### Raw records
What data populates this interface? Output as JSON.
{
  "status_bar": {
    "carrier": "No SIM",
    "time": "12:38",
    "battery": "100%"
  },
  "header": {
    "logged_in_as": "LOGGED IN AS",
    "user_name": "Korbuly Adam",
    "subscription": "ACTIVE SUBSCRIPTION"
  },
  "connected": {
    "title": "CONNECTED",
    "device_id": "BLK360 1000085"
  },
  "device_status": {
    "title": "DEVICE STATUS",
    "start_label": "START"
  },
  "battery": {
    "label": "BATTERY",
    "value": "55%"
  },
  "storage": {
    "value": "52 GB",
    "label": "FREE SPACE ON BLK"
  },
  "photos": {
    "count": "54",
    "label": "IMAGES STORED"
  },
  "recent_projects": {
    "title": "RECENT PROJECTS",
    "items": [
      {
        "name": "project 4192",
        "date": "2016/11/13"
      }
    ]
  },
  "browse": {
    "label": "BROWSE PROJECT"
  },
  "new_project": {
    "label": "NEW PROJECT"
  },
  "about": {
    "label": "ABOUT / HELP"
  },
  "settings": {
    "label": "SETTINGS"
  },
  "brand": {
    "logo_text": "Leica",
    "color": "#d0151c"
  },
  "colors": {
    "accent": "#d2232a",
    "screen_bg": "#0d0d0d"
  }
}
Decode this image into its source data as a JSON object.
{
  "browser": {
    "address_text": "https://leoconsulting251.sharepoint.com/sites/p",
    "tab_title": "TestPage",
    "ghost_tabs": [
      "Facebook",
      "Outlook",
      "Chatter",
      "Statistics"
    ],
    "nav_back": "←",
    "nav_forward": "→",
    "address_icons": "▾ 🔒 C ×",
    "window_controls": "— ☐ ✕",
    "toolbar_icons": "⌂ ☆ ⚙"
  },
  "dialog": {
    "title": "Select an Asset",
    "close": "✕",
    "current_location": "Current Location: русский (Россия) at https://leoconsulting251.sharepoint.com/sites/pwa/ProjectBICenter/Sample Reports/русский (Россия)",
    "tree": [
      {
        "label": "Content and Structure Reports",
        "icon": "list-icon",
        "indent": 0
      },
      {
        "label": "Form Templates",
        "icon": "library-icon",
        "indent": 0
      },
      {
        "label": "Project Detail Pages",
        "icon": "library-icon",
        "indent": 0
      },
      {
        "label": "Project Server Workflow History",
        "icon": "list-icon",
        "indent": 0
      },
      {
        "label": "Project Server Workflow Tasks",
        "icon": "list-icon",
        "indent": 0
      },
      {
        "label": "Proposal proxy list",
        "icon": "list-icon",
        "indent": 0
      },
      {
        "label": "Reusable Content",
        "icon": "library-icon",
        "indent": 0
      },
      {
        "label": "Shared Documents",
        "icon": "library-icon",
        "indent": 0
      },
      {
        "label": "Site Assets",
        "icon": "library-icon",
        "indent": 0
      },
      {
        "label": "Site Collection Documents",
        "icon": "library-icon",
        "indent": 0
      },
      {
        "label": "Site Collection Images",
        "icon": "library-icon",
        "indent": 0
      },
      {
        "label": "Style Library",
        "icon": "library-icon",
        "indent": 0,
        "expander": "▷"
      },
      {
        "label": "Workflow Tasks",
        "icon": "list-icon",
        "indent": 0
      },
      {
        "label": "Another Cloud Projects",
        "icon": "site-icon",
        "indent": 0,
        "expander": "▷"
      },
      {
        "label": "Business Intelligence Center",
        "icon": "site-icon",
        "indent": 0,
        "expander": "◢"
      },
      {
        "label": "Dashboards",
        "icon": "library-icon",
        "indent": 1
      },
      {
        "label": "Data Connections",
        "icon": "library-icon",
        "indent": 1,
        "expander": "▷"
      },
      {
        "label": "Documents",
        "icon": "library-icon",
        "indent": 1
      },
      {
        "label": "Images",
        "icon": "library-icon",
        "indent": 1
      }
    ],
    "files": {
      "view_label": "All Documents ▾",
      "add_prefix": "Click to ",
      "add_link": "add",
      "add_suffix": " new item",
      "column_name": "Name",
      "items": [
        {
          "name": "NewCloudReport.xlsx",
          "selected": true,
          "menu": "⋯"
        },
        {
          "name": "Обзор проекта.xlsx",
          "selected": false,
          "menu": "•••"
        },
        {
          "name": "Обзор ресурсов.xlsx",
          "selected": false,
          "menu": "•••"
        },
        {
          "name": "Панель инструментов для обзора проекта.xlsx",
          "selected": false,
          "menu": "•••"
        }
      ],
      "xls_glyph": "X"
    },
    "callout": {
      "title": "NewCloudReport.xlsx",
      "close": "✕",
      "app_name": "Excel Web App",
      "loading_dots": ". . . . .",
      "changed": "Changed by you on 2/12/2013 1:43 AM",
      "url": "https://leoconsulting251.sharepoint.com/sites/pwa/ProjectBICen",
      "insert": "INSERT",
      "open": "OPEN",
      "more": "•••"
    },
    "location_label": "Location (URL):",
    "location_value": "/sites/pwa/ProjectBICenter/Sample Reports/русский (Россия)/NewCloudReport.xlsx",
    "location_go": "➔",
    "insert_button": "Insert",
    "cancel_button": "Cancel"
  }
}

### Task to complete
Output the listing above word for word.

### Solution to the problem
What data populates this interface? Output as JSON.
{
  "status_bar": {
    "carrier": "No SIM",
    "time": "12:38",
    "battery": "100%"
  },
  "header": {
    "logged_in_as": "LOGGED IN AS",
    "user_name": "Korbuly Adam",
    "subscription": "ACTIVE SUBSCRIPTION"
  },
  "connected": {
    "title": "CONNECTED",
    "device_id": "BLK360 1000085"
  },
  "device_status": {
    "title": "DEVICE STATUS",
    "start_label": "START"
  },
  "battery": {
    "label": "BATTERY",
    "value": "55%"
  },
  "storage": {
    "value": "52 GB",
    "label": "FREE SPACE ON BLK"
  },
  "photos": {
    "count": "54",
    "label": "IMAGES STORED"
  },
  "recent_projects": {
    "title": "RECENT PROJECTS",
    "items": [
      {
        "name": "project 4192",
        "date": "2016/11/13"
      }
    ]
  },
  "browse": {
    "label": "BROWSE PROJECT"
  },
  "new_project": {
    "label": "NEW PROJECT"
  },
  "about": {
    "label": "ABOUT / HELP"
  },
  "settings": {
    "label": "SETTINGS"
  },
  "brand": {
    "logo_text": "Leica",
    "color": "#d0151c"
  },
  "colors": {
    "accent": "#d2232a",
    "screen_bg": "#0d0d0d"
  }
}
Decode this image into its source data as a JSON object.
{
  "browser": {
    "address_text": "https://leoconsulting251.sharepoint.com/sites/p",
    "tab_title": "TestPage",
    "ghost_tabs": [
      "Facebook",
      "Outlook",
      "Chatter",
      "Statistics"
    ],
    "nav_back": "←",
    "nav_forward": "→",
    "address_icons": "▾ 🔒 C ×",
    "window_controls": "— ☐ ✕",
    "toolbar_icons": "⌂ ☆ ⚙"
  },
  "dialog": {
    "title": "Select an Asset",
    "close": "✕",
    "current_location": "Current Location: русский (Россия) at https://leoconsulting251.sharepoint.com/sites/pwa/ProjectBICenter/Sample Reports/русский (Россия)",
    "tree": [
      {
        "label": "Content and Structure Reports",
        "icon": "list-icon",
        "indent": 0
      },
      {
        "label": "Form Templates",
        "icon": "library-icon",
        "indent": 0
      },
      {
        "label": "Project Detail Pages",
        "icon": "library-icon",
        "indent": 0
      },
      {
        "label": "Project Server Workflow History",
        "icon": "list-icon",
        "indent": 0
      },
      {
        "label": "Project Server Workflow Tasks",
        "icon": "list-icon",
        "indent": 0
      },
      {
        "label": "Proposal proxy list",
        "icon": "list-icon",
        "indent": 0
      },
      {
        "label": "Reusable Content",
        "icon": "library-icon",
        "indent": 0
      },
      {
        "label": "Shared Documents",
        "icon": "library-icon",
        "indent": 0
      },
      {
        "label": "Site Assets",
        "icon": "library-icon",
        "indent": 0
      },
      {
        "label": "Site Collection Documents",
        "icon": "library-icon",
        "indent": 0
      },
      {
        "label": "Site Collection Images",
        "icon": "library-icon",
        "indent": 0
      },
      {
        "label": "Style Library",
        "icon": "library-icon",
        "indent": 0,
        "expander": "▷"
      },
      {
        "label": "Workflow Tasks",
        "icon": "list-icon",
        "indent": 0
      },
      {
        "label": "Another Cloud Projects",
        "icon": "site-icon",
        "indent": 0,
        "expander": "▷"
      },
      {
        "label": "Business Intelligence Center",
        "icon": "site-icon",
        "indent": 0,
        "expander": "◢"
      },
      {
        "label": "Dashboards",
        "icon": "library-icon",
        "indent": 1
      },
      {
        "label": "Data Connections",
        "icon": "library-icon",
        "indent": 1,
        "expander": "▷"
      },
      {
        "label": "Documents",
        "icon": "library-icon",
        "indent": 1
      },
      {
        "label": "Images",
        "icon": "library-icon",
        "indent": 1
      }
    ],
    "files": {
      "view_label": "All Documents ▾",
      "add_prefix": "Click to ",
      "add_link": "add",
      "add_suffix": " new item",
      "column_name": "Name",
      "items": [
        {
          "name": "NewCloudReport.xlsx",
          "selected": true,
          "menu": "⋯"
        },
        {
          "name": "Обзор проекта.xlsx",
          "selected": false,
          "menu": "•••"
        },
        {
          "name": "Обзор ресурсов.xlsx",
          "selected": false,
          "menu": "•••"
        },
        {
          "name": "Панель инструментов для обзора проекта.xlsx",
          "selected": false,
          "menu": "•••"
        }
      ],
      "xls_glyph": "X"
    },
    "callout": {
      "title": "NewCloudReport.xlsx",
      "close": "✕",
      "app_name": "Excel Web App",
      "loading_dots": ". . . . .",
      "changed": "Changed by you on 2/12/2013 1:43 AM",
      "url": "https://leoconsulting251.sharepoint.com/sites/pwa/ProjectBICen",
      "insert": "INSERT",
      "open": "OPEN",
      "more": "•••"
    },
    "location_label": "Location (URL):",
    "location_value": "/sites/pwa/ProjectBICenter/Sample Reports/русский (Россия)/NewCloudReport.xlsx",
    "location_go": "➔",
    "insert_button": "Insert",
    "cancel_button": "Cancel"
  }
}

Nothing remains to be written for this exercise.